— start —

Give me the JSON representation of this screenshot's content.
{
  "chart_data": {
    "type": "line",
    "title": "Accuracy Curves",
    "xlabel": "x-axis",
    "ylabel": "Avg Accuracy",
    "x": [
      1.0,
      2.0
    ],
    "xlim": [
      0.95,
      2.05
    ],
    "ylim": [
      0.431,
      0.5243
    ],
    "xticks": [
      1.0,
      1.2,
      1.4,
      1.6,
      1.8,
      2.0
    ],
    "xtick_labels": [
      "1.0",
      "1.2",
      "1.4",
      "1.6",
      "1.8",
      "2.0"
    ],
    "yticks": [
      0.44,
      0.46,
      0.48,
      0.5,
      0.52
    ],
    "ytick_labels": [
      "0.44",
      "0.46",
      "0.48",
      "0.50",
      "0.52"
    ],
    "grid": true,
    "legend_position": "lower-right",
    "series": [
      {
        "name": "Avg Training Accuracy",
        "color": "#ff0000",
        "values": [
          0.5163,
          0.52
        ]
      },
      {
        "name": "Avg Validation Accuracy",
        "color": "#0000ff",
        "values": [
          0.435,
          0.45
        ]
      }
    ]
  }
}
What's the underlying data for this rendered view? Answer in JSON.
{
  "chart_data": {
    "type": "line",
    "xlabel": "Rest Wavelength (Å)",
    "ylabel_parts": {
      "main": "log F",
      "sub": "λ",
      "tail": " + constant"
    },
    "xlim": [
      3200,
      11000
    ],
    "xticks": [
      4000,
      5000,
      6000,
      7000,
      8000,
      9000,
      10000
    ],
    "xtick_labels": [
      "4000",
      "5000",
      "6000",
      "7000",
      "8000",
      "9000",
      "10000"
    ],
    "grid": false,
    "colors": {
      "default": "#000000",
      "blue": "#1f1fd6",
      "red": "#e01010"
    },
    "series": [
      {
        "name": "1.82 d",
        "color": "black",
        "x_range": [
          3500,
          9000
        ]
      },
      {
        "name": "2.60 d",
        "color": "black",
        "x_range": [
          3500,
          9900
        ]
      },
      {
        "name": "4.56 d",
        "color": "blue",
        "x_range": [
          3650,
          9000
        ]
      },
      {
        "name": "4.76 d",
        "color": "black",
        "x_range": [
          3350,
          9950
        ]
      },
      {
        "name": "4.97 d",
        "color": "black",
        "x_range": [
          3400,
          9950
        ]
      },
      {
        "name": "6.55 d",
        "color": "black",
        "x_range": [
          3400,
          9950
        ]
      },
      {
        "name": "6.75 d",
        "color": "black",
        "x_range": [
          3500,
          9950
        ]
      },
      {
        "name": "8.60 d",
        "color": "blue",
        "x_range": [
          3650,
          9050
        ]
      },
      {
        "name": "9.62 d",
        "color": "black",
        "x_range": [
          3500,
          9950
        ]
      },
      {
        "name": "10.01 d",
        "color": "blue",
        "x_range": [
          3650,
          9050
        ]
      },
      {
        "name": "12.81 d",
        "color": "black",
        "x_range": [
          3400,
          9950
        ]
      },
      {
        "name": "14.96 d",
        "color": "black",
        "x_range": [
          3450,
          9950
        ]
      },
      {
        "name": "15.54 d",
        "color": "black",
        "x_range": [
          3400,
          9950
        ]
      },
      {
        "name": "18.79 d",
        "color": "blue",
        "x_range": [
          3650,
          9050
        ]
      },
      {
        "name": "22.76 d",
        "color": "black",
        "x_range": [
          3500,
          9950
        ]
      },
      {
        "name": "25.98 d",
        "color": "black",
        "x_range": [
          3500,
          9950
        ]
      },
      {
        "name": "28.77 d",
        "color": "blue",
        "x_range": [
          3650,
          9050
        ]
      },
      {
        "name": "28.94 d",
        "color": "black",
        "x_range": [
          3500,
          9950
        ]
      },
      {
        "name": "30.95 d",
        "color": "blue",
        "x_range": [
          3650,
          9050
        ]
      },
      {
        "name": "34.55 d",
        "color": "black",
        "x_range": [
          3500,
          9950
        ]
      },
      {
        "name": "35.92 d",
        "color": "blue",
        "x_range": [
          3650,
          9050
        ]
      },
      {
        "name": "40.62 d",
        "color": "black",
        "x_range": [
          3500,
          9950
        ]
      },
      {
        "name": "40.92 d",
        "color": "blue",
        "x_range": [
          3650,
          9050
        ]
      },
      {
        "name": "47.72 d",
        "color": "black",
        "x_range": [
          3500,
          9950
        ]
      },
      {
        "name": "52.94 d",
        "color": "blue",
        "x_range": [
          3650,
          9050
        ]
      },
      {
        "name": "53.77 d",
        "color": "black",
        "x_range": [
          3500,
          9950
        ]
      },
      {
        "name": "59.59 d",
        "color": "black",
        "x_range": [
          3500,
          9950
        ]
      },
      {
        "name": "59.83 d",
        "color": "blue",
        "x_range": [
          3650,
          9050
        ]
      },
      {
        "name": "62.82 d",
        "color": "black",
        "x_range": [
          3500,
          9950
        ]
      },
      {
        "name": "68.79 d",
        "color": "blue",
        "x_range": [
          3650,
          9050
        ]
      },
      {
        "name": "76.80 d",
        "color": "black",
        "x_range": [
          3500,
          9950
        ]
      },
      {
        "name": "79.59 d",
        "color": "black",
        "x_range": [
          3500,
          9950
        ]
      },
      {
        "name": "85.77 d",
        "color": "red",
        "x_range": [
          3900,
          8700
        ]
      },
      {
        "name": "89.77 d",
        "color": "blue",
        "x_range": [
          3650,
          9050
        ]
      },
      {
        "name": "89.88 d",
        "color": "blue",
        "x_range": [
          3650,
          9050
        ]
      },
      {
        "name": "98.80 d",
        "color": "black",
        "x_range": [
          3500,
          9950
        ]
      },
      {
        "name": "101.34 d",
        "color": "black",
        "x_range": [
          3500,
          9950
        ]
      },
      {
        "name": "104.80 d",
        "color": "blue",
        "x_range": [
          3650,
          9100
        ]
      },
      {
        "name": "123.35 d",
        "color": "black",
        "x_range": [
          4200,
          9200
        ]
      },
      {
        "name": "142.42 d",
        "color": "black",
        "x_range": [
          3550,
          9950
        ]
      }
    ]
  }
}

— end —

Word for word, write out all of the data above.

* _Output of the task_
Give me the JSON representation of this screenshot's content.
{
  "chart_data": {
    "type": "line",
    "title": "Accuracy Curves",
    "xlabel": "x-axis",
    "ylabel": "Avg Accuracy",
    "x": [
      1.0,
      2.0
    ],
    "xlim": [
      0.95,
      2.05
    ],
    "ylim": [
      0.431,
      0.5243
    ],
    "xticks": [
      1.0,
      1.2,
      1.4,
      1.6,
      1.8,
      2.0
    ],
    "xtick_labels": [
      "1.0",
      "1.2",
      "1.4",
      "1.6",
      "1.8",
      "2.0"
    ],
    "yticks": [
      0.44,
      0.46,
      0.48,
      0.5,
      0.52
    ],
    "ytick_labels": [
      "0.44",
      "0.46",
      "0.48",
      "0.50",
      "0.52"
    ],
    "grid": true,
    "legend_position": "lower-right",
    "series": [
      {
        "name": "Avg Training Accuracy",
        "color": "#ff0000",
        "values": [
          0.5163,
          0.52
        ]
      },
      {
        "name": "Avg Validation Accuracy",
        "color": "#0000ff",
        "values": [
          0.435,
          0.45
        ]
      }
    ]
  }
}
What's the underlying data for this rendered view? Answer in JSON.
{
  "chart_data": {
    "type": "line",
    "xlabel": "Rest Wavelength (Å)",
    "ylabel_parts": {
      "main": "log F",
      "sub": "λ",
      "tail": " + constant"
    },
    "xlim": [
      3200,
      11000
    ],
    "xticks": [
      4000,
      5000,
      6000,
      7000,
      8000,
      9000,
      10000
    ],
    "xtick_labels": [
      "4000",
      "5000",
      "6000",
      "7000",
      "8000",
      "9000",
      "10000"
    ],
    "grid": false,
    "colors": {
      "default": "#000000",
      "blue": "#1f1fd6",
      "red": "#e01010"
    },
    "series": [
      {
        "name": "1.82 d",
        "color": "black",
        "x_range": [
          3500,
          9000
        ]
      },
      {
        "name": "2.60 d",
        "color": "black",
        "x_range": [
          3500,
          9900
        ]
      },
      {
        "name": "4.56 d",
        "color": "blue",
        "x_range": [
          3650,
          9000
        ]
      },
      {
        "name": "4.76 d",
        "color": "black",
        "x_range": [
          3350,
          9950
        ]
      },
      {
        "name": "4.97 d",
        "color": "black",
        "x_range": [
          3400,
          9950
        ]
      },
      {
        "name": "6.55 d",
        "color": "black",
        "x_range": [
          3400,
          9950
        ]
      },
      {
        "name": "6.75 d",
        "color": "black",
        "x_range": [
          3500,
          9950
        ]
      },
      {
        "name": "8.60 d",
        "color": "blue",
        "x_range": [
          3650,
          9050
        ]
      },
      {
        "name": "9.62 d",
        "color": "black",
        "x_range": [
          3500,
          9950
        ]
      },
      {
        "name": "10.01 d",
        "color": "blue",
        "x_range": [
          3650,
          9050
        ]
      },
      {
        "name": "12.81 d",
        "color": "black",
        "x_range": [
          3400,
          9950
        ]
      },
      {
        "name": "14.96 d",
        "color": "black",
        "x_range": [
          3450,
          9950
        ]
      },
      {
        "name": "15.54 d",
        "color": "black",
        "x_range": [
          3400,
          9950
        ]
      },
      {
        "name": "18.79 d",
        "color": "blue",
        "x_range": [
          3650,
          9050
        ]
      },
      {
        "name": "22.76 d",
        "color": "black",
        "x_range": [
          3500,
          9950
        ]
      },
      {
        "name": "25.98 d",
        "color": "black",
        "x_range": [
          3500,
          9950
        ]
      },
      {
        "name": "28.77 d",
        "color": "blue",
        "x_range": [
          3650,
          9050
        ]
      },
      {
        "name": "28.94 d",
        "color": "black",
        "x_range": [
          3500,
          9950
        ]
      },
      {
        "name": "30.95 d",
        "color": "blue",
        "x_range": [
          3650,
          9050
        ]
      },
      {
        "name": "34.55 d",
        "color": "black",
        "x_range": [
          3500,
          9950
        ]
      },
      {
        "name": "35.92 d",
        "color": "blue",
        "x_range": [
          3650,
          9050
        ]
      },
      {
        "name": "40.62 d",
        "color": "black",
        "x_range": [
          3500,
          9950
        ]
      },
      {
        "name": "40.92 d",
        "color": "blue",
        "x_range": [
          3650,
          9050
        ]
      },
      {
        "name": "47.72 d",
        "color": "black",
        "x_range": [
          3500,
          9950
        ]
      },
      {
        "name": "52.94 d",
        "color": "blue",
        "x_range": [
          3650,
          9050
        ]
      },
      {
        "name": "53.77 d",
        "color": "black",
        "x_range": [
          3500,
          9950
        ]
      },
      {
        "name": "59.59 d",
        "color": "black",
        "x_range": [
          3500,
          9950
        ]
      },
      {
        "name": "59.83 d",
        "color": "blue",
        "x_range": [
          3650,
          9050
        ]
      },
      {
        "name": "62.82 d",
        "color": "black",
        "x_range": [
          3500,
          9950
        ]
      },
      {
        "name": "68.79 d",
        "color": "blue",
        "x_range": [
          3650,
          9050
        ]
      },
      {
        "name": "76.80 d",
        "color": "black",
        "x_range": [
          3500,
          9950
        ]
      },
      {
        "name": "79.59 d",
        "color": "black",
        "x_range": [
          3500,
          9950
        ]
      },
      {
        "name": "85.77 d",
        "color": "red",
        "x_range": [
          3900,
          8700
        ]
      },
      {
        "name": "89.77 d",
        "color": "blue",
        "x_range": [
          3650,
          9050
        ]
      },
      {
        "name": "89.88 d",
        "color": "blue",
        "x_range": [
          3650,
          9050
        ]
      },
      {
        "name": "98.80 d",
        "color": "black",
        "x_range": [
          3500,
          9950
        ]
      },
      {
        "name": "101.34 d",
        "color": "black",
        "x_range": [
          3500,
          9950
        ]
      },
      {
        "name": "104.80 d",
        "color": "blue",
        "x_range": [
          3650,
          9100
        ]
      },
      {
        "name": "123.35 d",
        "color": "black",
        "x_range": [
          4200,
          9200
        ]
      },
      {
        "name": "142.42 d",
        "color": "black",
        "x_range": [
          3550,
          9950
        ]
      }
    ]
  }
}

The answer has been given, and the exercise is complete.